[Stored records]
------------------------------------------------
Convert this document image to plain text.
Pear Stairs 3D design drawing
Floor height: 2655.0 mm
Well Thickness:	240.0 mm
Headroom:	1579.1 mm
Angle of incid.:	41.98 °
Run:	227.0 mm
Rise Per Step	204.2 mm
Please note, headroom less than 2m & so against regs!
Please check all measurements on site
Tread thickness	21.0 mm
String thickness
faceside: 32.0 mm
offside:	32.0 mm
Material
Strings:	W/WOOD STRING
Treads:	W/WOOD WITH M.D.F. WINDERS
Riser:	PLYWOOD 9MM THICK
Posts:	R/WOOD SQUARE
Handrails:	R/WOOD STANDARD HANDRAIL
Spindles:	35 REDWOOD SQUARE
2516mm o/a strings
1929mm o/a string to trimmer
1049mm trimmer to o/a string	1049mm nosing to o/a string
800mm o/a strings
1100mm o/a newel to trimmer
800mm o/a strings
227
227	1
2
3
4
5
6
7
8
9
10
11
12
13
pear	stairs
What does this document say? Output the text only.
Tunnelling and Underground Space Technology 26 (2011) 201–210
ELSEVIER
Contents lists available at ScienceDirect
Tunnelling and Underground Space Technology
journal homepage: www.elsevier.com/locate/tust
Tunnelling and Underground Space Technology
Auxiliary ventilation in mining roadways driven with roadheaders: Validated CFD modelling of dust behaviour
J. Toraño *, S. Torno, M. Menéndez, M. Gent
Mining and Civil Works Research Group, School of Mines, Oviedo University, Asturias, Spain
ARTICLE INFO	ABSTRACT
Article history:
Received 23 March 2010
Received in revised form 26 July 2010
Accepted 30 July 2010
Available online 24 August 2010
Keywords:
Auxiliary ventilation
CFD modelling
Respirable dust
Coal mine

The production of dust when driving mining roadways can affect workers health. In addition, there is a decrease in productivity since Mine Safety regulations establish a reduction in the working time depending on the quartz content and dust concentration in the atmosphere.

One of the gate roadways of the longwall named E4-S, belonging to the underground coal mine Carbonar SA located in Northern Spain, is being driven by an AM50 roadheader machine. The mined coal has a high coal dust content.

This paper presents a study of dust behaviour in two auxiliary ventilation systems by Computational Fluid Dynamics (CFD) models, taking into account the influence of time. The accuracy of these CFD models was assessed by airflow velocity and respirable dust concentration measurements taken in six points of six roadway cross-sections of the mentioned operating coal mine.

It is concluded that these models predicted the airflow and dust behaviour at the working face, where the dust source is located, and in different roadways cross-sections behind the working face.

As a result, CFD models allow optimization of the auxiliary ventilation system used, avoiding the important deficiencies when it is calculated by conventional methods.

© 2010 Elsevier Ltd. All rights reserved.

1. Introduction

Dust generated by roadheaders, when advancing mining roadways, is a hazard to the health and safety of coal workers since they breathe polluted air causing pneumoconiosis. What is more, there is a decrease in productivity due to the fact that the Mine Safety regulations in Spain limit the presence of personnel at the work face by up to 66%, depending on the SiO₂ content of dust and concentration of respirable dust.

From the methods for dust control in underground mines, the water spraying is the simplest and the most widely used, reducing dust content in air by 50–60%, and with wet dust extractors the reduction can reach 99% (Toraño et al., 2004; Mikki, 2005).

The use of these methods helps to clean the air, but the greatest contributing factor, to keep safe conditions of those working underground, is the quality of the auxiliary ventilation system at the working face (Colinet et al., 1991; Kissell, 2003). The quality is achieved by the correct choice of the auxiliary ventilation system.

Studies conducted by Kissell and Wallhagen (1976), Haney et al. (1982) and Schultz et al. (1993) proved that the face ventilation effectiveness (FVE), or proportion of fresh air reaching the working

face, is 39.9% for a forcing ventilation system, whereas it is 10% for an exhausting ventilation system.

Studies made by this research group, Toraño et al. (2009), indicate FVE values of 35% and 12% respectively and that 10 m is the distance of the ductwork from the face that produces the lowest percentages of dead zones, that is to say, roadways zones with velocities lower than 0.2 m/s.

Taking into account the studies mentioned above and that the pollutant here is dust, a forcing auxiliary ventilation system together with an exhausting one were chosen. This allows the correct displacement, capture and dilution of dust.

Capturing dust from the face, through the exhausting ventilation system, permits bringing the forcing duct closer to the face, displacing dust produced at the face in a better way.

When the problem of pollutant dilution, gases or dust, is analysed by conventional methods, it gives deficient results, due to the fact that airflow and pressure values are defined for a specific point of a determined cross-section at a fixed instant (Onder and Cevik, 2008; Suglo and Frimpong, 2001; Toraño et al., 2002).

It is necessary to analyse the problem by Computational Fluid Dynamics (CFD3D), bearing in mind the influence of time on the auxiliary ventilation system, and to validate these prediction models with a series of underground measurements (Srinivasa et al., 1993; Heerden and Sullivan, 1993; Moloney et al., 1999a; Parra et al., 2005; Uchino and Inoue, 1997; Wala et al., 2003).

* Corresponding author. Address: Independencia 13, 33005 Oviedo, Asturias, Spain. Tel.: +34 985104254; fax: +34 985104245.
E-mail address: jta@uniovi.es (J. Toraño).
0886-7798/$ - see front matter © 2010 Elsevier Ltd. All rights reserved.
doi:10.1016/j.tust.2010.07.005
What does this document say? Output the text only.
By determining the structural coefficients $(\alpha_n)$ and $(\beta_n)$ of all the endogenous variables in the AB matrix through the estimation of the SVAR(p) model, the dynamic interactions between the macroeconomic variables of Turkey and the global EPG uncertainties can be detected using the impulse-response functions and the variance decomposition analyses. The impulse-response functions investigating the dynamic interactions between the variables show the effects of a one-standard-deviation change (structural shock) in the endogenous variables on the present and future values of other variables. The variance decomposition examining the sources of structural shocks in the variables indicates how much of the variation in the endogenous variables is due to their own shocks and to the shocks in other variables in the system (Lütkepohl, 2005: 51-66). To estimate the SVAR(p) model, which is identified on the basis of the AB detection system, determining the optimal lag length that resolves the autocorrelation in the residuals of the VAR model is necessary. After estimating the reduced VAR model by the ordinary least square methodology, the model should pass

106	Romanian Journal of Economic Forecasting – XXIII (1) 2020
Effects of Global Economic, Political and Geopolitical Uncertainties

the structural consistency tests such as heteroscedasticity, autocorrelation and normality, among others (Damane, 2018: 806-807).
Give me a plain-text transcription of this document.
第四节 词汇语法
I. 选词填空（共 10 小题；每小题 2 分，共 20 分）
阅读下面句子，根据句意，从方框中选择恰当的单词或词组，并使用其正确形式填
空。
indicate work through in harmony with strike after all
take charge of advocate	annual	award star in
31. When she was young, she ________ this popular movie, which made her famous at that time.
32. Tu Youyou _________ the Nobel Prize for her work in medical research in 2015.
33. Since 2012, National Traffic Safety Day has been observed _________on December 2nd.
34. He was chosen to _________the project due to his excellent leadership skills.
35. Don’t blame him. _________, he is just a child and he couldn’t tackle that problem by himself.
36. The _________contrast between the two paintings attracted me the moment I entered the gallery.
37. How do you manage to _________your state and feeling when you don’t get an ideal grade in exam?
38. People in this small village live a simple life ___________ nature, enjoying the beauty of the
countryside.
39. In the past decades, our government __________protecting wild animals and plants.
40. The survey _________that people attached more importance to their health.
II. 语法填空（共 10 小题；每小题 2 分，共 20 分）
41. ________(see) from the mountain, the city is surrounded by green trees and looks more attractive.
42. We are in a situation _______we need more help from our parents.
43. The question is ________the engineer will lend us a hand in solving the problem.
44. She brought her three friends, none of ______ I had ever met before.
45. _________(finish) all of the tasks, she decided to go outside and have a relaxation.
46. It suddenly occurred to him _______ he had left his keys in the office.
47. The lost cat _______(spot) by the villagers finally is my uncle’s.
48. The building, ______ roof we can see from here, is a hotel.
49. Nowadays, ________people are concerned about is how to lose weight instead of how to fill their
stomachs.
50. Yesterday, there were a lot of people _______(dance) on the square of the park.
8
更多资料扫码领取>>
------------------------------------------------
Show the lines of the material that contain the word "methods".

Task output »
As a result, CFD models allow optimization of the auxiliary ventilation system used, avoiding the important deficiencies when it is calculated by conventional methods.
From the methods for dust control in underground mines, the water spraying is the simplest and the most widely used, reducing dust content in air by 50–60%, and with wet dust extractors the reduction can reach 99% (Toraño et al., 2004; Mikki, 2005).
The use of these methods helps to clean the air, but the greatest contributing factor, to keep safe conditions of those working underground, is the quality of the auxiliary ventilation system at the working face (Colinet et al., 1991; Kissell, 2003). The quality is achieved by the correct choice of the auxiliary ventilation system.
When the problem of pollutant dilution, gases or dust, is analysed by conventional methods, it gives deficient results, due to the fact that airflow and pressure values are defined for a specific point of a determined cross-section at a fixed instant (Onder and Cevik, 2008; Suglo and Frimpong, 2001; Toraño et al., 2002).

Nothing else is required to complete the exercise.